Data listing

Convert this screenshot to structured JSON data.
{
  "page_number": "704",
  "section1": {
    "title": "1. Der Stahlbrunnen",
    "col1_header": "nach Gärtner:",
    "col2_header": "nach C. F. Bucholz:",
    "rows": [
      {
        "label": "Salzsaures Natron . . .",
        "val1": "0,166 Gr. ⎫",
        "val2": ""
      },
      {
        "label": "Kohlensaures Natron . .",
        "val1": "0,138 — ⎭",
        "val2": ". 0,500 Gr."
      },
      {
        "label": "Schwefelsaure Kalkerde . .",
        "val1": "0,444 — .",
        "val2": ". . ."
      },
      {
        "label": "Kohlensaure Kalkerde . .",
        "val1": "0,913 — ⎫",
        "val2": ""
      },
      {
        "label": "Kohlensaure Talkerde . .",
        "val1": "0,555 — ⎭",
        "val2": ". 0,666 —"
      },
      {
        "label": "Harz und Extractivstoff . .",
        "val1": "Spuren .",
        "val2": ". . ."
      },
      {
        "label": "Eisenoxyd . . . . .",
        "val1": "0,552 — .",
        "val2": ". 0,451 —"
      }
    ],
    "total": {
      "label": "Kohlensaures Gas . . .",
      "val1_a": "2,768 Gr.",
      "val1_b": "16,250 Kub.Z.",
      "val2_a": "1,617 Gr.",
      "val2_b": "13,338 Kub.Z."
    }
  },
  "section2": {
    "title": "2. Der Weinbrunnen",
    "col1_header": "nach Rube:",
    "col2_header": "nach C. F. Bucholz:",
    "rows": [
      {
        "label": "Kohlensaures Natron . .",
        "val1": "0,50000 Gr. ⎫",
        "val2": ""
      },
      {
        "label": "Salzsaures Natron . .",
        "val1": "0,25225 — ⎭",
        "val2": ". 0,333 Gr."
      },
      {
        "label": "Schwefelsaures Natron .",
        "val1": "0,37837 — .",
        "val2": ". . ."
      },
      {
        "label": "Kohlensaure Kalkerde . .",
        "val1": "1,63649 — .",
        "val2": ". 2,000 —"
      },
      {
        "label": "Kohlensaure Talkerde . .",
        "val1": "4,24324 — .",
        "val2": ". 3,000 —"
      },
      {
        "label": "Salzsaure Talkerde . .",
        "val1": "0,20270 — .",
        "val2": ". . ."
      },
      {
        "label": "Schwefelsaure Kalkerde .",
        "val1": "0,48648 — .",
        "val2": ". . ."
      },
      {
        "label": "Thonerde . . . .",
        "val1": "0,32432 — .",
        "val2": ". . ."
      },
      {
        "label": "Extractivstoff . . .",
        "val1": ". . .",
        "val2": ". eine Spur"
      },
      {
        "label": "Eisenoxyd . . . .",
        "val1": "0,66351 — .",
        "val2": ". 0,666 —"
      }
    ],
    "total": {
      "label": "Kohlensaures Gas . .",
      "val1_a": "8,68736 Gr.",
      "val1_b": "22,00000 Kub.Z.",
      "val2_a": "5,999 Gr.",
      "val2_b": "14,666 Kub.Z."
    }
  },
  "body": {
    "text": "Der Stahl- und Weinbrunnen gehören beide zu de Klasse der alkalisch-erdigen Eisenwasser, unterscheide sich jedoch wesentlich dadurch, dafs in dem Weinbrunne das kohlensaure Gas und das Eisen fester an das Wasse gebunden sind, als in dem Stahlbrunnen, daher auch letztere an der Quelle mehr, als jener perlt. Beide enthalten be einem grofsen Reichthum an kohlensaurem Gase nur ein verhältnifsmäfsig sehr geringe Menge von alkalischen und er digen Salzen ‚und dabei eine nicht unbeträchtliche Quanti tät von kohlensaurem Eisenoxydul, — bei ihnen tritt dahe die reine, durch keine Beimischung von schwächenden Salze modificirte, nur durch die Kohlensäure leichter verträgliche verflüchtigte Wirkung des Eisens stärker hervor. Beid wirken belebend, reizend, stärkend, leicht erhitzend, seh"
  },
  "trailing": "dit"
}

Challenge
Transcribe each entry precisely, missing none.

Response
Convert this screenshot to structured JSON data.
{
  "page_number": "704",
  "section1": {
    "title": "1. Der Stahlbrunnen",
    "col1_header": "nach Gärtner:",
    "col2_header": "nach C. F. Bucholz:",
    "rows": [
      {
        "label": "Salzsaures Natron . . .",
        "val1": "0,166 Gr. ⎫",
        "val2": ""
      },
      {
        "label": "Kohlensaures Natron . .",
        "val1": "0,138 — ⎭",
        "val2": ". 0,500 Gr."
      },
      {
        "label": "Schwefelsaure Kalkerde . .",
        "val1": "0,444 — .",
        "val2": ". . ."
      },
      {
        "label": "Kohlensaure Kalkerde . .",
        "val1": "0,913 — ⎫",
        "val2": ""
      },
      {
        "label": "Kohlensaure Talkerde . .",
        "val1": "0,555 — ⎭",
        "val2": ". 0,666 —"
      },
      {
        "label": "Harz und Extractivstoff . .",
        "val1": "Spuren .",
        "val2": ". . ."
      },
      {
        "label": "Eisenoxyd . . . . .",
        "val1": "0,552 — .",
        "val2": ". 0,451 —"
      }
    ],
    "total": {
      "label": "Kohlensaures Gas . . .",
      "val1_a": "2,768 Gr.",
      "val1_b": "16,250 Kub.Z.",
      "val2_a": "1,617 Gr.",
      "val2_b": "13,338 Kub.Z."
    }
  },
  "section2": {
    "title": "2. Der Weinbrunnen",
    "col1_header": "nach Rube:",
    "col2_header": "nach C. F. Bucholz:",
    "rows": [
      {
        "label": "Kohlensaures Natron . .",
        "val1": "0,50000 Gr. ⎫",
        "val2": ""
      },
      {
        "label": "Salzsaures Natron . .",
        "val1": "0,25225 — ⎭",
        "val2": ". 0,333 Gr."
      },
      {
        "label": "Schwefelsaures Natron .",
        "val1": "0,37837 — .",
        "val2": ". . ."
      },
      {
        "label": "Kohlensaure Kalkerde . .",
        "val1": "1,63649 — .",
        "val2": ". 2,000 —"
      },
      {
        "label": "Kohlensaure Talkerde . .",
        "val1": "4,24324 — .",
        "val2": ". 3,000 —"
      },
      {
        "label": "Salzsaure Talkerde . .",
        "val1": "0,20270 — .",
        "val2": ". . ."
      },
      {
        "label": "Schwefelsaure Kalkerde .",
        "val1": "0,48648 — .",
        "val2": ". . ."
      },
      {
        "label": "Thonerde . . . .",
        "val1": "0,32432 — .",
        "val2": ". . ."
      },
      {
        "label": "Extractivstoff . . .",
        "val1": ". . .",
        "val2": ". eine Spur"
      },
      {
        "label": "Eisenoxyd . . . .",
        "val1": "0,66351 — .",
        "val2": ". 0,666 —"
      }
    ],
    "total": {
      "label": "Kohlensaures Gas . .",
      "val1_a": "8,68736 Gr.",
      "val1_b": "22,00000 Kub.Z.",
      "val2_a": "5,999 Gr.",
      "val2_b": "14,666 Kub.Z."
    }
  },
  "body": {
    "text": "Der Stahl- und Weinbrunnen gehören beide zu de Klasse der alkalisch-erdigen Eisenwasser, unterscheide sich jedoch wesentlich dadurch, dafs in dem Weinbrunne das kohlensaure Gas und das Eisen fester an das Wasse gebunden sind, als in dem Stahlbrunnen, daher auch letztere an der Quelle mehr, als jener perlt. Beide enthalten be einem grofsen Reichthum an kohlensaurem Gase nur ein verhältnifsmäfsig sehr geringe Menge von alkalischen und er digen Salzen ‚und dabei eine nicht unbeträchtliche Quanti tät von kohlensaurem Eisenoxydul, — bei ihnen tritt dahe die reine, durch keine Beimischung von schwächenden Salze modificirte, nur durch die Kohlensäure leichter verträgliche verflüchtigte Wirkung des Eisens stärker hervor. Beid wirken belebend, reizend, stärkend, leicht erhitzend, seh"
  },
  "trailing": "dit"
}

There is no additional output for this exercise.